[Extracted records]
────────────────

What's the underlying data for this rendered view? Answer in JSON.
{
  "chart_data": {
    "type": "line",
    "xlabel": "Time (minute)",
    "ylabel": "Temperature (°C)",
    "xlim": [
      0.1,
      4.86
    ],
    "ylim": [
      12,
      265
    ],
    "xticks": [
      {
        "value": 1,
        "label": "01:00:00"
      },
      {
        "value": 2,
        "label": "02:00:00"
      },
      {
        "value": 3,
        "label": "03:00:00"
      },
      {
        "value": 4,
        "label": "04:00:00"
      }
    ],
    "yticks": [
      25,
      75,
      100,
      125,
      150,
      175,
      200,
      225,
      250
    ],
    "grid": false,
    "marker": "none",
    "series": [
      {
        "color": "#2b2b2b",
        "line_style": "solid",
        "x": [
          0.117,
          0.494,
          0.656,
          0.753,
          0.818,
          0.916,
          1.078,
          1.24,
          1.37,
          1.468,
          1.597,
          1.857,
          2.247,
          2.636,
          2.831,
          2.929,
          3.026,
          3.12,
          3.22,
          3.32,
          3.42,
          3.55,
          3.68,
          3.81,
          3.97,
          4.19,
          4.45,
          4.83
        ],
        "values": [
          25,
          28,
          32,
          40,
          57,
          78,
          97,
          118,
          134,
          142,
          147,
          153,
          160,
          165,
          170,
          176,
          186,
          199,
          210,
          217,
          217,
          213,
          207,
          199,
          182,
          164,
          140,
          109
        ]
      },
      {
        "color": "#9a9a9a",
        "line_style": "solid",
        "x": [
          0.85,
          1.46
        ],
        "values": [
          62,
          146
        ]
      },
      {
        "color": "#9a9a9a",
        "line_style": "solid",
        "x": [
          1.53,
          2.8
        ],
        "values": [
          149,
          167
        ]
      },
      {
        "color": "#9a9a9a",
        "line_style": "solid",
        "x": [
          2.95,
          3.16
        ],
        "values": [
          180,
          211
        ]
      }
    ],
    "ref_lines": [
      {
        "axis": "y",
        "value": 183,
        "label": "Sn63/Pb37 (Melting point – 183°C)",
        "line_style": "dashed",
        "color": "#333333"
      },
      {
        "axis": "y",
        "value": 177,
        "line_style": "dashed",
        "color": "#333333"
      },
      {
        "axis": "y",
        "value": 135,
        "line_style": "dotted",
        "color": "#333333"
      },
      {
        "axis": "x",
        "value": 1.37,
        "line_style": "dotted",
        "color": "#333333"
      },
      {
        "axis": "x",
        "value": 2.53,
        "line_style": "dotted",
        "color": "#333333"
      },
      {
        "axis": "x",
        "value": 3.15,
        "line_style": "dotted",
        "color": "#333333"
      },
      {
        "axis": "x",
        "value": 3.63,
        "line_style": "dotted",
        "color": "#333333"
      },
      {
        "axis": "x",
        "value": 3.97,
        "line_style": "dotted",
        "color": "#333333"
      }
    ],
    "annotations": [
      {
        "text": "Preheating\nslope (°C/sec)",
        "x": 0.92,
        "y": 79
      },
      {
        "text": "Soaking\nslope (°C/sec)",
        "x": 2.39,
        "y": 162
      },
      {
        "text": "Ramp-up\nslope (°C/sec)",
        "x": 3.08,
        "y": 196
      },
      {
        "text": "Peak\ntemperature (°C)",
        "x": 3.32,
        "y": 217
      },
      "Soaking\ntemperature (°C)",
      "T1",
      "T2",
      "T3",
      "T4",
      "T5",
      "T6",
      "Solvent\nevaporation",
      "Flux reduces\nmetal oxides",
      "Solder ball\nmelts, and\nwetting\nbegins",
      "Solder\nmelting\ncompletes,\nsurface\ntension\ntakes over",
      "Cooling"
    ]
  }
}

────────────────

▶ _Stated exercise_: Every record should be repeated exactly; please leave none out.

▶ _Written solution_:
What's the underlying data for this rendered view? Answer in JSON.
{
  "chart_data": {
    "type": "line",
    "xlabel": "Time (minute)",
    "ylabel": "Temperature (°C)",
    "xlim": [
      0.1,
      4.86
    ],
    "ylim": [
      12,
      265
    ],
    "xticks": [
      {
        "value": 1,
        "label": "01:00:00"
      },
      {
        "value": 2,
        "label": "02:00:00"
      },
      {
        "value": 3,
        "label": "03:00:00"
      },
      {
        "value": 4,
        "label": "04:00:00"
      }
    ],
    "yticks": [
      25,
      75,
      100,
      125,
      150,
      175,
      200,
      225,
      250
    ],
    "grid": false,
    "marker": "none",
    "series": [
      {
        "color": "#2b2b2b",
        "line_style": "solid",
        "x": [
          0.117,
          0.494,
          0.656,
          0.753,
          0.818,
          0.916,
          1.078,
          1.24,
          1.37,
          1.468,
          1.597,
          1.857,
          2.247,
          2.636,
          2.831,
          2.929,
          3.026,
          3.12,
          3.22,
          3.32,
          3.42,
          3.55,
          3.68,
          3.81,
          3.97,
          4.19,
          4.45,
          4.83
        ],
        "values": [
          25,
          28,
          32,
          40,
          57,
          78,
          97,
          118,
          134,
          142,
          147,
          153,
          160,
          165,
          170,
          176,
          186,
          199,
          210,
          217,
          217,
          213,
          207,
          199,
          182,
          164,
          140,
          109
        ]
      },
      {
        "color": "#9a9a9a",
        "line_style": "solid",
        "x": [
          0.85,
          1.46
        ],
        "values": [
          62,
          146
        ]
      },
      {
        "color": "#9a9a9a",
        "line_style": "solid",
        "x": [
          1.53,
          2.8
        ],
        "values": [
          149,
          167
        ]
      },
      {
        "color": "#9a9a9a",
        "line_style": "solid",
        "x": [
          2.95,
          3.16
        ],
        "values": [
          180,
          211
        ]
      }
    ],
    "ref_lines": [
      {
        "axis": "y",
        "value": 183,
        "label": "Sn63/Pb37 (Melting point – 183°C)",
        "line_style": "dashed",
        "color": "#333333"
      },
      {
        "axis": "y",
        "value": 177,
        "line_style": "dashed",
        "color": "#333333"
      },
      {
        "axis": "y",
        "value": 135,
        "line_style": "dotted",
        "color": "#333333"
      },
      {
        "axis": "x",
        "value": 1.37,
        "line_style": "dotted",
        "color": "#333333"
      },
      {
        "axis": "x",
        "value": 2.53,
        "line_style": "dotted",
        "color": "#333333"
      },
      {
        "axis": "x",
        "value": 3.15,
        "line_style": "dotted",
        "color": "#333333"
      },
      {
        "axis": "x",
        "value": 3.63,
        "line_style": "dotted",
        "color": "#333333"
      },
      {
        "axis": "x",
        "value": 3.97,
        "line_style": "dotted",
        "color": "#333333"
      }
    ],
    "annotations": [
      {
        "text": "Preheating\nslope (°C/sec)",
        "x": 0.92,
        "y": 79
      },
      {
        "text": "Soaking\nslope (°C/sec)",
        "x": 2.39,
        "y": 162
      },
      {
        "text": "Ramp-up\nslope (°C/sec)",
        "x": 3.08,
        "y": 196
      },
      {
        "text": "Peak\ntemperature (°C)",
        "x": 3.32,
        "y": 217
      },
      "Soaking\ntemperature (°C)",
      "T1",
      "T2",
      "T3",
      "T4",
      "T5",
      "T6",
      "Solvent\nevaporation",
      "Flux reduces\nmetal oxides",
      "Solder ball\nmelts, and\nwetting\nbegins",
      "Solder\nmelting\ncompletes,\nsurface\ntension\ntakes over",
      "Cooling"
    ]
  }
}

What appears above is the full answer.